Dataset records

***

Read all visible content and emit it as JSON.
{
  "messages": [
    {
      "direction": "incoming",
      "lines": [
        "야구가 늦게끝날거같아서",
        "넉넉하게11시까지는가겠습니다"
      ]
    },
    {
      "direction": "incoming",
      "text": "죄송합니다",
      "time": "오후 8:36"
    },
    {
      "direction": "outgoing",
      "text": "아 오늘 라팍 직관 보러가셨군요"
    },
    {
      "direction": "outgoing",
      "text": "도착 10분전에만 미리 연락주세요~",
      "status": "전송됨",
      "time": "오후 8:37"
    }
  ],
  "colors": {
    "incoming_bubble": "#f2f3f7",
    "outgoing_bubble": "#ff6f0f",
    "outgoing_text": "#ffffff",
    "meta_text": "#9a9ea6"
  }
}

***

Every line of the records above needs to be given again exactly.

Read all visible content and emit it as JSON.
{
  "messages": [
    {
      "direction": "incoming",
      "lines": [
        "야구가 늦게끝날거같아서",
        "넉넉하게11시까지는가겠습니다"
      ]
    },
    {
      "direction": "incoming",
      "text": "죄송합니다",
      "time": "오후 8:36"
    },
    {
      "direction": "outgoing",
      "text": "아 오늘 라팍 직관 보러가셨군요"
    },
    {
      "direction": "outgoing",
      "text": "도착 10분전에만 미리 연락주세요~",
      "status": "전송됨",
      "time": "오후 8:37"
    }
  ],
  "colors": {
    "incoming_bubble": "#f2f3f7",
    "outgoing_bubble": "#ff6f0f",
    "outgoing_text": "#ffffff",
    "meta_text": "#9a9ea6"
  }
}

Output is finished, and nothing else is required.